+++ The records +++
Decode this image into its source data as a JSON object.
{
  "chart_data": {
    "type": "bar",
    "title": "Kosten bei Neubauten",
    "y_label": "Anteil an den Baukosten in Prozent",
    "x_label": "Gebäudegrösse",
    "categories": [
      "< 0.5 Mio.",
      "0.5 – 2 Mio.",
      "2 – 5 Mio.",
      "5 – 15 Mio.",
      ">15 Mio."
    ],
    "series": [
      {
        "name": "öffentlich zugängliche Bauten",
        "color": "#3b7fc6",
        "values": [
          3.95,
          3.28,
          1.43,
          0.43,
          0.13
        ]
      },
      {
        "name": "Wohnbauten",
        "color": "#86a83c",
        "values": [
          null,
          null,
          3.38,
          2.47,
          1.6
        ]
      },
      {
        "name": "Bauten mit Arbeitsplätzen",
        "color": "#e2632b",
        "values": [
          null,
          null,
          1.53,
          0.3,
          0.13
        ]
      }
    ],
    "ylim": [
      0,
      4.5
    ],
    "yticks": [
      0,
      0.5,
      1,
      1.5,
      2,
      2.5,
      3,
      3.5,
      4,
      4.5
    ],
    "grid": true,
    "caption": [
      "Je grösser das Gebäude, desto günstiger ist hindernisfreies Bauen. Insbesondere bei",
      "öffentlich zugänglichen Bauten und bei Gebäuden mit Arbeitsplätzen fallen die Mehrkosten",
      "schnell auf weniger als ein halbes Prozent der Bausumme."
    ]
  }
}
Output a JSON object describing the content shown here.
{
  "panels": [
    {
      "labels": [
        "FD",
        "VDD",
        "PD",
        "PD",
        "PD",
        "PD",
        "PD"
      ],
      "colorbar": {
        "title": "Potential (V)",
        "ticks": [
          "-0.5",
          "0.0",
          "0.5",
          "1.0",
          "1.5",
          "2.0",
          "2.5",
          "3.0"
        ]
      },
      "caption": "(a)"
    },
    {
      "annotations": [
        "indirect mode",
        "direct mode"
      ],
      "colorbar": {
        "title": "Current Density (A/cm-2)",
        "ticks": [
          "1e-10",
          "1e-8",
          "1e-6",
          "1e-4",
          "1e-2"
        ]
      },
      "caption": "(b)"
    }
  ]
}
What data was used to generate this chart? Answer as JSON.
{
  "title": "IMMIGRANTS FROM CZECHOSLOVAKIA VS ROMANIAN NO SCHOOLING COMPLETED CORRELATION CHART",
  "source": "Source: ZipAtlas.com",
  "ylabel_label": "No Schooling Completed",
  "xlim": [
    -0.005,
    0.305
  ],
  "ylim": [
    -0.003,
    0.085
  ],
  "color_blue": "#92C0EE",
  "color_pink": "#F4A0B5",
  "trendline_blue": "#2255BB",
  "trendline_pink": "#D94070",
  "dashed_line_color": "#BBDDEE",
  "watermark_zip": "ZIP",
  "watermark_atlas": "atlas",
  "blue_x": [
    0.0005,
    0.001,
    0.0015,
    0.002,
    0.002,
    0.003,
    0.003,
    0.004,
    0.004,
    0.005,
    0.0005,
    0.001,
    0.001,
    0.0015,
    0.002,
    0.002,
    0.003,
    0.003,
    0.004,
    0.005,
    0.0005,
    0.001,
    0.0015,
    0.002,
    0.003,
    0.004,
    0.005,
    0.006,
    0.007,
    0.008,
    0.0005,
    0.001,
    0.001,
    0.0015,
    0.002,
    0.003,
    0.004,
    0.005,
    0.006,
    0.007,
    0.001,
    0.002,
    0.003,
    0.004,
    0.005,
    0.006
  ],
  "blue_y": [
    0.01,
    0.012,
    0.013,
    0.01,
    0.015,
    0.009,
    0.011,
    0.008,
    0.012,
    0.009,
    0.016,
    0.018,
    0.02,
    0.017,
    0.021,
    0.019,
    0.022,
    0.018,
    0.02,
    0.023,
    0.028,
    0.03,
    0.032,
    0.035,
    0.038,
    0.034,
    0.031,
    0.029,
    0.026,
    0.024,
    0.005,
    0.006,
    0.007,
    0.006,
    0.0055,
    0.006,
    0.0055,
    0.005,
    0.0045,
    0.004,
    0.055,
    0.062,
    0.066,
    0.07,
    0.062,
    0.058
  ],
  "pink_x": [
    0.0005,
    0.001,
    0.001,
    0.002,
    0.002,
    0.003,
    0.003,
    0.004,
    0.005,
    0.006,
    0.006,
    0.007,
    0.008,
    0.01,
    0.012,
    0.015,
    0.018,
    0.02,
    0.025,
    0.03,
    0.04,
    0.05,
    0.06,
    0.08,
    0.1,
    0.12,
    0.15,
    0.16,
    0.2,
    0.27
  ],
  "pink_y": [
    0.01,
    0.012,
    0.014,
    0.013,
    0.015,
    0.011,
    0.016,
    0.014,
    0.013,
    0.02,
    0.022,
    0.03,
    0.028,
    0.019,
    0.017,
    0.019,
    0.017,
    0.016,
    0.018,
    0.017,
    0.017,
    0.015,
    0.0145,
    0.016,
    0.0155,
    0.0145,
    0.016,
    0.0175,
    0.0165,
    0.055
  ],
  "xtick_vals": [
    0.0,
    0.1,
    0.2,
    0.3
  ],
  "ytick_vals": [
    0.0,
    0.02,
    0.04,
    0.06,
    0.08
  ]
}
+++
■ **Exercise details**
Count how many lines include the string "title". Nothing but the number is needed.

■ **Written answer**
4